====== Data rows ======
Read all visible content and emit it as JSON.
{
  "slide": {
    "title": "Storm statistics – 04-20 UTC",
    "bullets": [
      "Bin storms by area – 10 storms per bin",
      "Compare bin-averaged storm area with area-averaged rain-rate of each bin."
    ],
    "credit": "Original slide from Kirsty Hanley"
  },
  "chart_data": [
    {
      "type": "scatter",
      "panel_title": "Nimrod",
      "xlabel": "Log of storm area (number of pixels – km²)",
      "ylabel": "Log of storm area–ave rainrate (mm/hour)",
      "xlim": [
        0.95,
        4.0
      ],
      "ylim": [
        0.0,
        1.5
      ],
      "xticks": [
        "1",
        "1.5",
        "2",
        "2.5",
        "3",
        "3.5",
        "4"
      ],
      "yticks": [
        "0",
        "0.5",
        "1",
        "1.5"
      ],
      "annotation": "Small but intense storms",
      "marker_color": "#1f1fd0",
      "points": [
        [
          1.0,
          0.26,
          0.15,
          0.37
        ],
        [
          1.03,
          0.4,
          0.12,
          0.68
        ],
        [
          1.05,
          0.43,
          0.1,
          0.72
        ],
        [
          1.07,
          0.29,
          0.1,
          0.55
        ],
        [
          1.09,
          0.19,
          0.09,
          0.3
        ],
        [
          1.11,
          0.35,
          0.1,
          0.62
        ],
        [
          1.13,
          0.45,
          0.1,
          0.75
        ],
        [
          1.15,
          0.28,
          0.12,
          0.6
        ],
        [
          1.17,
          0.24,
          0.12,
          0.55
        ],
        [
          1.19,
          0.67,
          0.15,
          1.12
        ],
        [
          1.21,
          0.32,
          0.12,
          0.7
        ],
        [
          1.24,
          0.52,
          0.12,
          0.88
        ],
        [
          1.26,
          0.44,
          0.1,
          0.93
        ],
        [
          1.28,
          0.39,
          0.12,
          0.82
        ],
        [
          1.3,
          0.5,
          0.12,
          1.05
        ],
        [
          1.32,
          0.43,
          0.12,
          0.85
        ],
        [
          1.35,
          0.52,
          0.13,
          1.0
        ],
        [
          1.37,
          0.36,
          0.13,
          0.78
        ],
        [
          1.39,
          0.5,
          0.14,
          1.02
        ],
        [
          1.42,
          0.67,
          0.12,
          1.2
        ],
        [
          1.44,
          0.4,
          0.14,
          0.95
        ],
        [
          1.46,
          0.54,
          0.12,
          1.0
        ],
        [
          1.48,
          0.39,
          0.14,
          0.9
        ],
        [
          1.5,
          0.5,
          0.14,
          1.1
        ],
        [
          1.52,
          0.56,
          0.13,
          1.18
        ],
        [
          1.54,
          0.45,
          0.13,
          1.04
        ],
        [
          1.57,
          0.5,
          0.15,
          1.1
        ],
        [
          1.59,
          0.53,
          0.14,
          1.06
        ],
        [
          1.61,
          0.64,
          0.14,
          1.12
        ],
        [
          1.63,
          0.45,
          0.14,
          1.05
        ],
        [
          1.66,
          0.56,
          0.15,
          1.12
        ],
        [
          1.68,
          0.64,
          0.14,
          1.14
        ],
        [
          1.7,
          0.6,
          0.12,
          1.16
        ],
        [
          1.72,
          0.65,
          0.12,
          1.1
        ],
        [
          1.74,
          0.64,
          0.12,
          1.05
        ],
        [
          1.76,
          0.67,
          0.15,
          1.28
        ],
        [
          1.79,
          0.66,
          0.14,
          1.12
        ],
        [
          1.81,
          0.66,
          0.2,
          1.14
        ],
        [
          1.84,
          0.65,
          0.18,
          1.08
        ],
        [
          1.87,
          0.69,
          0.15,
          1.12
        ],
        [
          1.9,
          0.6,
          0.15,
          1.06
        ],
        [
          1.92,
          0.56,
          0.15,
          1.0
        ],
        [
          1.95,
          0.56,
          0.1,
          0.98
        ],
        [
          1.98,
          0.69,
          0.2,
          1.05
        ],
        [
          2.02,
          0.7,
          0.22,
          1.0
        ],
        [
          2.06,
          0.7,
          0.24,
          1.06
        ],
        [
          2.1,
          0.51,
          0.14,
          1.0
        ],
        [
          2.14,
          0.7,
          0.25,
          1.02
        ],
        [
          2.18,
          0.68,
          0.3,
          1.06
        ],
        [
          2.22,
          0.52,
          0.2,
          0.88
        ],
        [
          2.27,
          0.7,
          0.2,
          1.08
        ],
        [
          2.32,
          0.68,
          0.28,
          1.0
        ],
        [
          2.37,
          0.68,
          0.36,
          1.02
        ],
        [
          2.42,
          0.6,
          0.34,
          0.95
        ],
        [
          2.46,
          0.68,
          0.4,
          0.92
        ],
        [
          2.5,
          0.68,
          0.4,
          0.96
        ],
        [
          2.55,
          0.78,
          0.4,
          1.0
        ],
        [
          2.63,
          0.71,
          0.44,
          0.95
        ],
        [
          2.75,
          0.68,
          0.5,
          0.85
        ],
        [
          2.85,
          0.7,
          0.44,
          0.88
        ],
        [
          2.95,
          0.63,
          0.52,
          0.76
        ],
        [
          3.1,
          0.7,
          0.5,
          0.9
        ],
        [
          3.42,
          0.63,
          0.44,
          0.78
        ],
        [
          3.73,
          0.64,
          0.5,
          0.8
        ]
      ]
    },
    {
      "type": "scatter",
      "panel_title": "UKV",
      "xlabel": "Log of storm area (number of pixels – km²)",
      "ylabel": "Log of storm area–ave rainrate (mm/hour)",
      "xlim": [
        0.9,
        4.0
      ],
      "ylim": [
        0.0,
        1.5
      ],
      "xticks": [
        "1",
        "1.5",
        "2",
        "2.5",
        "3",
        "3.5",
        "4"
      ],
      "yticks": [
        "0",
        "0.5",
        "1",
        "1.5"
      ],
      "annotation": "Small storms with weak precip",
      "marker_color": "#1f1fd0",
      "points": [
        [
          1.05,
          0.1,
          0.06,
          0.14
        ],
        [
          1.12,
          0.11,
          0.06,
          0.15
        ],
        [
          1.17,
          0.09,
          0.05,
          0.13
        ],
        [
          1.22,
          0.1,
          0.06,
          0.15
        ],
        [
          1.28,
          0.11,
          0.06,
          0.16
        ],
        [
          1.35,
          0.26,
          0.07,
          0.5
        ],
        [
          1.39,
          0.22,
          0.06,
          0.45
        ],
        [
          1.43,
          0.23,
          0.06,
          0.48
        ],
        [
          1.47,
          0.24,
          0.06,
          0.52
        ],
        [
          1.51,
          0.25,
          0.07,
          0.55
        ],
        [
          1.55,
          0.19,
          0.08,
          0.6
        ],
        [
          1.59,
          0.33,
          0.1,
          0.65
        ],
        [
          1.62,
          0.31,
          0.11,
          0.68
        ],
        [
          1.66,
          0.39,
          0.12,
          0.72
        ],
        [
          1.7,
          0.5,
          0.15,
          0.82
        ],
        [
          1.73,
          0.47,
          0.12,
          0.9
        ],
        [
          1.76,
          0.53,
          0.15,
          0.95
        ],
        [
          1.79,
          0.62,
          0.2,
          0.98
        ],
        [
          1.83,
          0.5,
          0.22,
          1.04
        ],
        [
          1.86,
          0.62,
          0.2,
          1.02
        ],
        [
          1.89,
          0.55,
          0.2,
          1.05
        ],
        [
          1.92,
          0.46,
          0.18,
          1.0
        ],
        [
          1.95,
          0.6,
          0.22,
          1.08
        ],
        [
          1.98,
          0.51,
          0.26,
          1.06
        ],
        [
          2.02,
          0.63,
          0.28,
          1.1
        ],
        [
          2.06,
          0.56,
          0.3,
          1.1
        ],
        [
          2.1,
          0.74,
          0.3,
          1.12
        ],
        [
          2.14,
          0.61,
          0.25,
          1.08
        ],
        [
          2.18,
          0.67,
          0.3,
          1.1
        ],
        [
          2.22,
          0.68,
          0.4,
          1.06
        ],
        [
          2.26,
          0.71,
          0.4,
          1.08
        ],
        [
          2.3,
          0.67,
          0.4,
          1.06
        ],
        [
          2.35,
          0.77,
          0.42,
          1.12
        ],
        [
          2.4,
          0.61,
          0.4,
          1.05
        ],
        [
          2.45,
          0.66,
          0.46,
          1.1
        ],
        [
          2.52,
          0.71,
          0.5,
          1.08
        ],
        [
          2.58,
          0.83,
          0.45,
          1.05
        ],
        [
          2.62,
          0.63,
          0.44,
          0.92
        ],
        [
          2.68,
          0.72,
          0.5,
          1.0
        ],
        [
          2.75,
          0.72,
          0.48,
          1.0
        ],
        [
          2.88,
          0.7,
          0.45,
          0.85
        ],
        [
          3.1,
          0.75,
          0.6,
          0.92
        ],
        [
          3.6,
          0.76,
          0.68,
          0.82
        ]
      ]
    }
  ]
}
======
Written problem
Only lines holding the string "Small" are wanted; gather each one from the entries above.

Expected output
      "annotation": "Small but intense storms",
      "annotation": "Small storms with weak precip",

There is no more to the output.